--- start ---
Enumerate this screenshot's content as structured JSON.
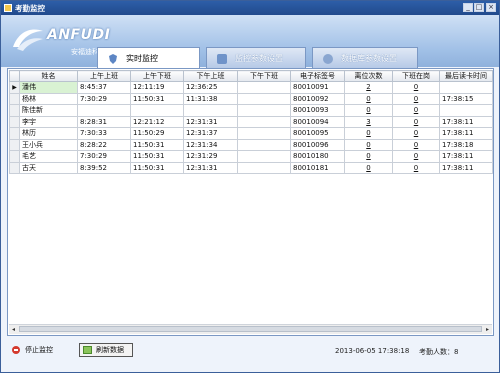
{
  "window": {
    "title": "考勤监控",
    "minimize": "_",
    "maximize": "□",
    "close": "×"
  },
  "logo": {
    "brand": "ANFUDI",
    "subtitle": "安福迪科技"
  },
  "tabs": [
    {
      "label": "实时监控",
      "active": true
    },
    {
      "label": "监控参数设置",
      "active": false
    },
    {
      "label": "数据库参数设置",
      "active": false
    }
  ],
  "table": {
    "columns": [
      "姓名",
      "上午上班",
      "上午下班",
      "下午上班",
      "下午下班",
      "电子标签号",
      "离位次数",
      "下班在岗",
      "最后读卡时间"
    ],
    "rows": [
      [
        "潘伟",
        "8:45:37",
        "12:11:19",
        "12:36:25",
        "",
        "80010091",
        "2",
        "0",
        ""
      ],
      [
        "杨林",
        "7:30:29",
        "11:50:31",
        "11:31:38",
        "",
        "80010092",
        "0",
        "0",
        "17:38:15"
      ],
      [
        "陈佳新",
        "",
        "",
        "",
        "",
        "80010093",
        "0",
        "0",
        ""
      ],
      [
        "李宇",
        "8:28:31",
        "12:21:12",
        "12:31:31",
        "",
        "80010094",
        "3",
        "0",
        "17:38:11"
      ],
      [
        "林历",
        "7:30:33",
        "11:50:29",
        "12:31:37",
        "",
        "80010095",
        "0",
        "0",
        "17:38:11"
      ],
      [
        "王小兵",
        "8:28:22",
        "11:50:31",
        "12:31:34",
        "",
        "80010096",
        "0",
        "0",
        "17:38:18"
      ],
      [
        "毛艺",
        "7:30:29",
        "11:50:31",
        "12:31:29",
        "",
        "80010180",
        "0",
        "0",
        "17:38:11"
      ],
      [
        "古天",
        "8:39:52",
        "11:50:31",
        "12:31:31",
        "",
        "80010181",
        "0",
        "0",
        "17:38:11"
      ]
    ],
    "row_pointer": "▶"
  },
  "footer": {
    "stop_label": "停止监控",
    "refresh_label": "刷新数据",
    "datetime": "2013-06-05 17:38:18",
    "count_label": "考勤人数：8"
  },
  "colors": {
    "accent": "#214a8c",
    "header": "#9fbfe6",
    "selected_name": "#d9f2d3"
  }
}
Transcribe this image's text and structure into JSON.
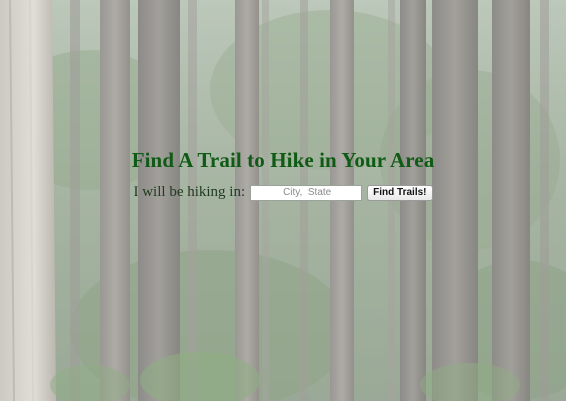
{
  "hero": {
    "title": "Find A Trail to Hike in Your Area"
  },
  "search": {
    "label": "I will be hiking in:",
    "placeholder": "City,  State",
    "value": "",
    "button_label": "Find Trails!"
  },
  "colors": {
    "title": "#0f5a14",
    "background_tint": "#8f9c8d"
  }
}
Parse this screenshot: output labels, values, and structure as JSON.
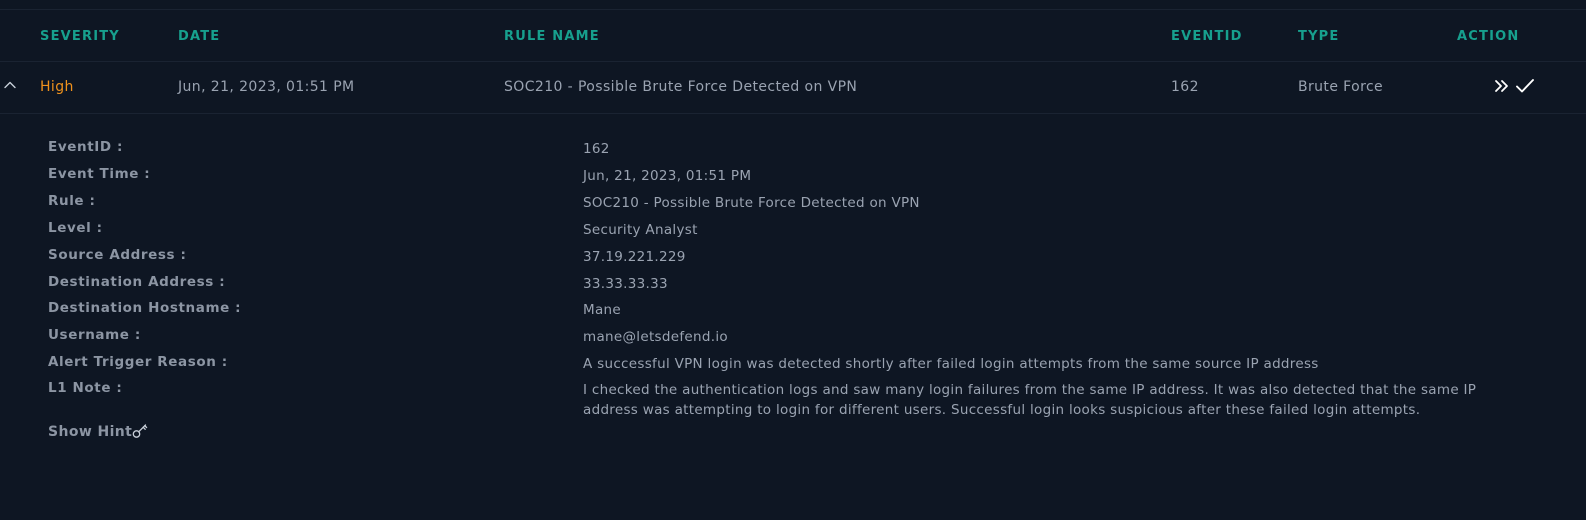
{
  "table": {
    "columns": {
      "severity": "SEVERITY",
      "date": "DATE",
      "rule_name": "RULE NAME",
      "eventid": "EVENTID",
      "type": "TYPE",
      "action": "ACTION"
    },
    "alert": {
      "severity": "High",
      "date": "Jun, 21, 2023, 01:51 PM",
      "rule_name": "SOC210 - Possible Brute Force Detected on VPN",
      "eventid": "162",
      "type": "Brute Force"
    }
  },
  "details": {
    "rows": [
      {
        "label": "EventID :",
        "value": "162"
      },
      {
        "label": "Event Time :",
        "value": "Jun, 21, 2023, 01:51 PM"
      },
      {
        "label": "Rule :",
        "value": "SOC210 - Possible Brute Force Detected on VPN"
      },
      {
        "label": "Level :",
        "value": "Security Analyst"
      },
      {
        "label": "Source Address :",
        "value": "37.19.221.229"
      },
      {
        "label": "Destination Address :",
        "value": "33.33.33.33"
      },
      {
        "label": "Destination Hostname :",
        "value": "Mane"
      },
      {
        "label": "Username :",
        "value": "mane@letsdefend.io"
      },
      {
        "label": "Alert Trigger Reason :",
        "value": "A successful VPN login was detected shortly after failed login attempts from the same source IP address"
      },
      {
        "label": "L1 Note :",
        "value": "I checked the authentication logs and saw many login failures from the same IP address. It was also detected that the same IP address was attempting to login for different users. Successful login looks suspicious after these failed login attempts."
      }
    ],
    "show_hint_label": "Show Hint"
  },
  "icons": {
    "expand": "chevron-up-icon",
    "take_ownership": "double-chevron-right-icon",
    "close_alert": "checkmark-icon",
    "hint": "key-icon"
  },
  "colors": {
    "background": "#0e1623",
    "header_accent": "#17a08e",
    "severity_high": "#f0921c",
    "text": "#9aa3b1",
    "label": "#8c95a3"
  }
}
--- end ---
Aim of the exercise: Output the data above without changes, apart from leaving out the pictures.

Problem solution:
Enumerate this screenshot's content as structured JSON.
{
  "window": {
    "title": "考勤监控",
    "minimize": "_",
    "maximize": "□",
    "close": "×"
  },
  "logo": {
    "brand": "ANFUDI",
    "subtitle": "安福迪科技"
  },
  "tabs": [
    {
      "label": "实时监控",
      "active": true
    },
    {
      "label": "监控参数设置",
      "active": false
    },
    {
      "label": "数据库参数设置",
      "active": false
    }
  ],
  "table": {
    "columns": [
      "姓名",
      "上午上班",
      "上午下班",
      "下午上班",
      "下午下班",
      "电子标签号",
      "离位次数",
      "下班在岗",
      "最后读卡时间"
    ],
    "rows": [
      [
        "潘伟",
        "8:45:37",
        "12:11:19",
        "12:36:25",
        "",
        "80010091",
        "2",
        "0",
        ""
      ],
      [
        "杨林",
        "7:30:29",
        "11:50:31",
        "11:31:38",
        "",
        "80010092",
        "0",
        "0",
        "17:38:15"
      ],
      [
        "陈佳新",
        "",
        "",
        "",
        "",
        "80010093",
        "0",
        "0",
        ""
      ],
      [
        "李宇",
        "8:28:31",
        "12:21:12",
        "12:31:31",
        "",
        "80010094",
        "3",
        "0",
        "17:38:11"
      ],
      [
        "林历",
        "7:30:33",
        "11:50:29",
        "12:31:37",
        "",
        "80010095",
        "0",
        "0",
        "17:38:11"
      ],
      [
        "王小兵",
        "8:28:22",
        "11:50:31",
        "12:31:34",
        "",
        "80010096",
        "0",
        "0",
        "17:38:18"
      ],
      [
        "毛艺",
        "7:30:29",
        "11:50:31",
        "12:31:29",
        "",
        "80010180",
        "0",
        "0",
        "17:38:11"
      ],
      [
        "古天",
        "8:39:52",
        "11:50:31",
        "12:31:31",
        "",
        "80010181",
        "0",
        "0",
        "17:38:11"
      ]
    ],
    "row_pointer": "▶"
  },
  "footer": {
    "stop_label": "停止监控",
    "refresh_label": "刷新数据",
    "datetime": "2013-06-05 17:38:18",
    "count_label": "考勤人数：8"
  },
  "colors": {
    "accent": "#214a8c",
    "header": "#9fbfe6",
    "selected_name": "#d9f2d3"
  }
}
Transcribe this image's text and structure into JSON.
{
  "hero": {
    "title": "Find A Trail to Hike in Your Area"
  },
  "search": {
    "label": "I will be hiking in:",
    "placeholder": "City,  State",
    "value": "",
    "button_label": "Find Trails!"
  },
  "colors": {
    "title": "#0f5a14",
    "background_tint": "#8f9c8d"
  }
}
Parse this screenshot: output labels, values, and structure as JSON.
{
  "table": {
    "columns": {
      "severity": "SEVERITY",
      "date": "DATE",
      "rule_name": "RULE NAME",
      "eventid": "EVENTID",
      "type": "TYPE",
      "action": "ACTION"
    },
    "alert": {
      "severity": "High",
      "date": "Jun, 21, 2023, 01:51 PM",
      "rule_name": "SOC210 - Possible Brute Force Detected on VPN",
      "eventid": "162",
      "type": "Brute Force"
    }
  },
  "details": {
    "rows": [
      {
        "label": "EventID :",
        "value": "162"
      },
      {
        "label": "Event Time :",
        "value": "Jun, 21, 2023, 01:51 PM"
      },
      {
        "label": "Rule :",
        "value": "SOC210 - Possible Brute Force Detected on VPN"
      },
      {
        "label": "Level :",
        "value": "Security Analyst"
      },
      {
        "label": "Source Address :",
        "value": "37.19.221.229"
      },
      {
        "label": "Destination Address :",
        "value": "33.33.33.33"
      },
      {
        "label": "Destination Hostname :",
        "value": "Mane"
      },
      {
        "label": "Username :",
        "value": "mane@letsdefend.io"
      },
      {
        "label": "Alert Trigger Reason :",
        "value": "A successful VPN login was detected shortly after failed login attempts from the same source IP address"
      },
      {
        "label": "L1 Note :",
        "value": "I checked the authentication logs and saw many login failures from the same IP address. It was also detected that the same IP address was attempting to login for different users. Successful login looks suspicious after these failed login attempts."
      }
    ],
    "show_hint_label": "Show Hint"
  },
  "icons": {
    "expand": "chevron-up-icon",
    "take_ownership": "double-chevron-right-icon",
    "close_alert": "checkmark-icon",
    "hint": "key-icon"
  },
  "colors": {
    "background": "#0e1623",
    "header_accent": "#17a08e",
    "severity_high": "#f0921c",
    "text": "#9aa3b1",
    "label": "#8c95a3"
  }
}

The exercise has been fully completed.